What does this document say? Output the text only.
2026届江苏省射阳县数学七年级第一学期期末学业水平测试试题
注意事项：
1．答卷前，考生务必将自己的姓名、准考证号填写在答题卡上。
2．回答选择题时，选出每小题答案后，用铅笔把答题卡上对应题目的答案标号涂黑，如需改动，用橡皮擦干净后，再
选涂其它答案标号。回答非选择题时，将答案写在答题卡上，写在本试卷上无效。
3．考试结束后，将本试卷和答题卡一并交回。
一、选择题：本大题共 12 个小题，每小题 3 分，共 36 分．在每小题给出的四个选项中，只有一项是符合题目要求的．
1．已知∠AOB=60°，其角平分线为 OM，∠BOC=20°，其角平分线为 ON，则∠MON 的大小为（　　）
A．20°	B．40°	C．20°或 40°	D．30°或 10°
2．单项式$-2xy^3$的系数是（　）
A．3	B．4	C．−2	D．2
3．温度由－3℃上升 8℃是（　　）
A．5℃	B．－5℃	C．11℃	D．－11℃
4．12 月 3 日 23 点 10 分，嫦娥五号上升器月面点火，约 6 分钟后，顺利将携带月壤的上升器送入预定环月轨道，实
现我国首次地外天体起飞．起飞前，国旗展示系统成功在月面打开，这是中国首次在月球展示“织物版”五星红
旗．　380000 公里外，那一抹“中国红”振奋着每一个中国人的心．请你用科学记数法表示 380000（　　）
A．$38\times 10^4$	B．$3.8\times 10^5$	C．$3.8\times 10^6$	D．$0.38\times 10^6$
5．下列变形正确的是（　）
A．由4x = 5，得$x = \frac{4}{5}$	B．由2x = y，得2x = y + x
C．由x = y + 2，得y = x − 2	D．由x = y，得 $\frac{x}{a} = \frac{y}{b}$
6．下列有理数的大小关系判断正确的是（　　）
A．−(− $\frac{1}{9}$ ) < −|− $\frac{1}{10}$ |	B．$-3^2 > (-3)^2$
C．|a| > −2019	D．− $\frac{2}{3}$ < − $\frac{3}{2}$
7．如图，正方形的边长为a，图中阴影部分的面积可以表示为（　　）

========

_Your goal_: All of the lines above must be returned exactly.

_Task answer_:
What does this document say? Output the text only.
2026届江苏省射阳县数学七年级第一学期期末学业水平测试试题
注意事项：
1．答卷前，考生务必将自己的姓名、准考证号填写在答题卡上。
2．回答选择题时，选出每小题答案后，用铅笔把答题卡上对应题目的答案标号涂黑，如需改动，用橡皮擦干净后，再
选涂其它答案标号。回答非选择题时，将答案写在答题卡上，写在本试卷上无效。
3．考试结束后，将本试卷和答题卡一并交回。
一、选择题：本大题共 12 个小题，每小题 3 分，共 36 分．在每小题给出的四个选项中，只有一项是符合题目要求的．
1．已知∠AOB=60°，其角平分线为 OM，∠BOC=20°，其角平分线为 ON，则∠MON 的大小为（　　）
A．20°	B．40°	C．20°或 40°	D．30°或 10°
2．单项式$-2xy^3$的系数是（　）
A．3	B．4	C．−2	D．2
3．温度由－3℃上升 8℃是（　　）
A．5℃	B．－5℃	C．11℃	D．－11℃
4．12 月 3 日 23 点 10 分，嫦娥五号上升器月面点火，约 6 分钟后，顺利将携带月壤的上升器送入预定环月轨道，实
现我国首次地外天体起飞．起飞前，国旗展示系统成功在月面打开，这是中国首次在月球展示“织物版”五星红
旗．　380000 公里外，那一抹“中国红”振奋着每一个中国人的心．请你用科学记数法表示 380000（　　）
A．$38\times 10^4$	B．$3.8\times 10^5$	C．$3.8\times 10^6$	D．$0.38\times 10^6$
5．下列变形正确的是（　）
A．由4x = 5，得$x = \frac{4}{5}$	B．由2x = y，得2x = y + x
C．由x = y + 2，得y = x − 2	D．由x = y，得 $\frac{x}{a} = \frac{y}{b}$
6．下列有理数的大小关系判断正确的是（　　）
A．−(− $\frac{1}{9}$ ) < −|− $\frac{1}{10}$ |	B．$-3^2 > (-3)^2$
C．|a| > −2019	D．− $\frac{2}{3}$ < − $\frac{3}{2}$
7．如图，正方形的边长为a，图中阴影部分的面积可以表示为（　　）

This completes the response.